Task brief: Find each line in the items below that contains the string "title" and copy it out in full. Case counts when matching.

:: Excerpted records

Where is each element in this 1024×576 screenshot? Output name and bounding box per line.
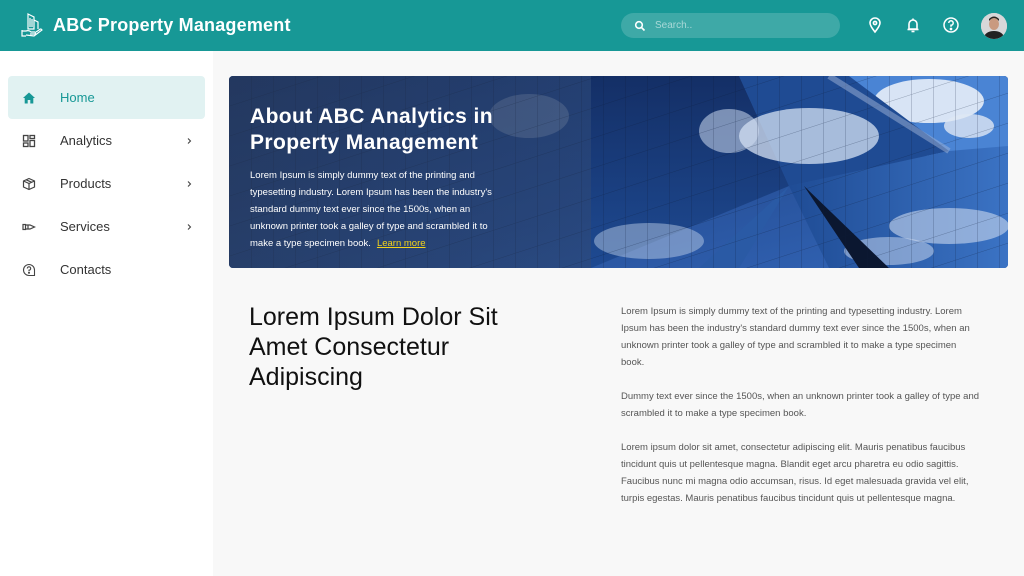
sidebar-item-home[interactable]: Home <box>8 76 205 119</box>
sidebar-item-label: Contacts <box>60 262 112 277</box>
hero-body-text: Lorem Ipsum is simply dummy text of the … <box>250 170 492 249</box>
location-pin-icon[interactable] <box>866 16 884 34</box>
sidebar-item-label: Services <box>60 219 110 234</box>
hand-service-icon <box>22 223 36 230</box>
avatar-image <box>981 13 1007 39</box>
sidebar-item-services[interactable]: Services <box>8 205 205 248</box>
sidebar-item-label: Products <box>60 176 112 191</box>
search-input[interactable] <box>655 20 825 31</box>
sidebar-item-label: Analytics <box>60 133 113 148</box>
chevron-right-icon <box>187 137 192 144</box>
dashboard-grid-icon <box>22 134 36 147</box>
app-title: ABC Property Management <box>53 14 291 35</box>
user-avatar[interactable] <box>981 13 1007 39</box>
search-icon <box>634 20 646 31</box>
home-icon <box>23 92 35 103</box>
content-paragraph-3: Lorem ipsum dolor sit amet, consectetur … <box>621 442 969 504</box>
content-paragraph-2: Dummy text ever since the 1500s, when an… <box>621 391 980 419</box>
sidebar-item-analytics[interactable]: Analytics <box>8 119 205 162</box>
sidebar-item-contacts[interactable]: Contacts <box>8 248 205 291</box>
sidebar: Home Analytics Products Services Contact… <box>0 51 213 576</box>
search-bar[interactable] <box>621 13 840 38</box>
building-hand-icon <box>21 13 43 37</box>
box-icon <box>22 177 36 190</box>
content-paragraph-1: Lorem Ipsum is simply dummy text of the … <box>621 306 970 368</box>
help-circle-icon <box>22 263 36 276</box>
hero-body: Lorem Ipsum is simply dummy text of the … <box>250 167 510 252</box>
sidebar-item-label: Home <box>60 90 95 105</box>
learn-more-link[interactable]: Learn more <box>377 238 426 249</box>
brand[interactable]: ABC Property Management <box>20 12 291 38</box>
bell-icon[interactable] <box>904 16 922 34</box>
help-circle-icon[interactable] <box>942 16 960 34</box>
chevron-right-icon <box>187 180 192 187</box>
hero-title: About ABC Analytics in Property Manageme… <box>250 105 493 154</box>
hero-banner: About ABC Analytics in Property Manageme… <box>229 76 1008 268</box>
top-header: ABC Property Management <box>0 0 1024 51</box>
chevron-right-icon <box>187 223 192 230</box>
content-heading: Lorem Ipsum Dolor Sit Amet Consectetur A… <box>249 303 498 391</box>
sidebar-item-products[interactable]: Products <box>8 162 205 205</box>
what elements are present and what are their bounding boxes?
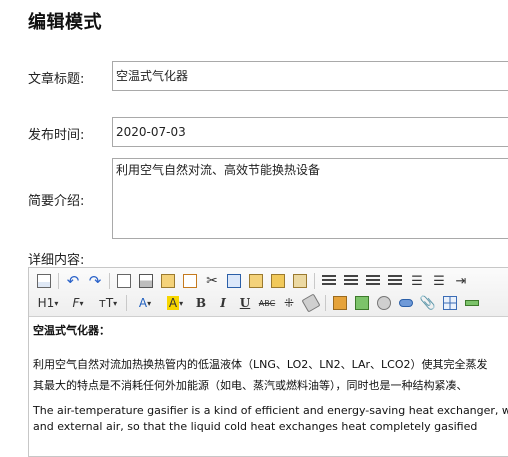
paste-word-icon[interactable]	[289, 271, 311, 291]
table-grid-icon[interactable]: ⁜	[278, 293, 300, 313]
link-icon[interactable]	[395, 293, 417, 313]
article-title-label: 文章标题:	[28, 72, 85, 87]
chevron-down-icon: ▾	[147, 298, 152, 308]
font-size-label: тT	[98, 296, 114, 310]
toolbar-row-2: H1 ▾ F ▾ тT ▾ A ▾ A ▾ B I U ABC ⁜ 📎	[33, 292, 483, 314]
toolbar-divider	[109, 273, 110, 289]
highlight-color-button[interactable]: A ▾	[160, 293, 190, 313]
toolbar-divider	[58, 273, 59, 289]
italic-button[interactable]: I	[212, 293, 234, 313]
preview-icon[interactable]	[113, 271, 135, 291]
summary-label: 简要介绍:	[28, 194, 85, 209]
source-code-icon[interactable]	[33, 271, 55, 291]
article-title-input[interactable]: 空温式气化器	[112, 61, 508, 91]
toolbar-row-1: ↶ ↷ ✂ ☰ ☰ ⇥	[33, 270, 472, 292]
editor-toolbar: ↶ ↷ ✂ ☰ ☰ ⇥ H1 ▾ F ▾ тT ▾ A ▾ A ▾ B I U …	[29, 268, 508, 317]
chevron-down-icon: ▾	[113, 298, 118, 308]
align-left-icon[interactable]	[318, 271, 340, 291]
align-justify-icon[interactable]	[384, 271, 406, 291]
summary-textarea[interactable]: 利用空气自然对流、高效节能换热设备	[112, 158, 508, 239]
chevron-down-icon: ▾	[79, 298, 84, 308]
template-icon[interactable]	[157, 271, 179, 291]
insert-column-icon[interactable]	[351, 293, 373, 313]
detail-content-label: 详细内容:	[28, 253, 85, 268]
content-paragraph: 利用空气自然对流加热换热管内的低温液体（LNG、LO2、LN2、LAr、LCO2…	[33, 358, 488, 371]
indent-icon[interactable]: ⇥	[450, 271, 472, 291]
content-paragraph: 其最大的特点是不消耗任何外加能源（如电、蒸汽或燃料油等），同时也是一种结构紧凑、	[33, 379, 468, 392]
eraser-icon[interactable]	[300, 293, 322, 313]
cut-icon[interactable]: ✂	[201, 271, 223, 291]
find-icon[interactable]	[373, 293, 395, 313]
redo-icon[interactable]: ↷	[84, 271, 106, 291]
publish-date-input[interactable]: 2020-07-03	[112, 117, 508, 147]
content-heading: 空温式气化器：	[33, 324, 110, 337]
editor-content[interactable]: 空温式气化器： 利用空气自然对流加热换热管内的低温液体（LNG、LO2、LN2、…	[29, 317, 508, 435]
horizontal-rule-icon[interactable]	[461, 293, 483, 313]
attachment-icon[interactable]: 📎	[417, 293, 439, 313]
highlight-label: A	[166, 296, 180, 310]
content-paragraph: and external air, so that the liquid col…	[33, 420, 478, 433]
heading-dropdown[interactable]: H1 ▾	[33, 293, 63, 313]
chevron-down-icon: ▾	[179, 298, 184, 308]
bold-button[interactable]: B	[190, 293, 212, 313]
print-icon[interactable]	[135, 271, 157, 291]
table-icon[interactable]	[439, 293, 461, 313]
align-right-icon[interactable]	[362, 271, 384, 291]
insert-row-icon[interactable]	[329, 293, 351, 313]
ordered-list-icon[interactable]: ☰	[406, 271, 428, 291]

::::

Exercise output:
app-title: ABC Property Management <box>53 14 291 35</box>
hero-title: About ABC Analytics in Property Manageme… <box>250 105 493 154</box>
article-title-label: 文章标题:	[28, 72, 85, 87]
article-title-input[interactable]: 空温式气化器	[112, 61, 508, 91]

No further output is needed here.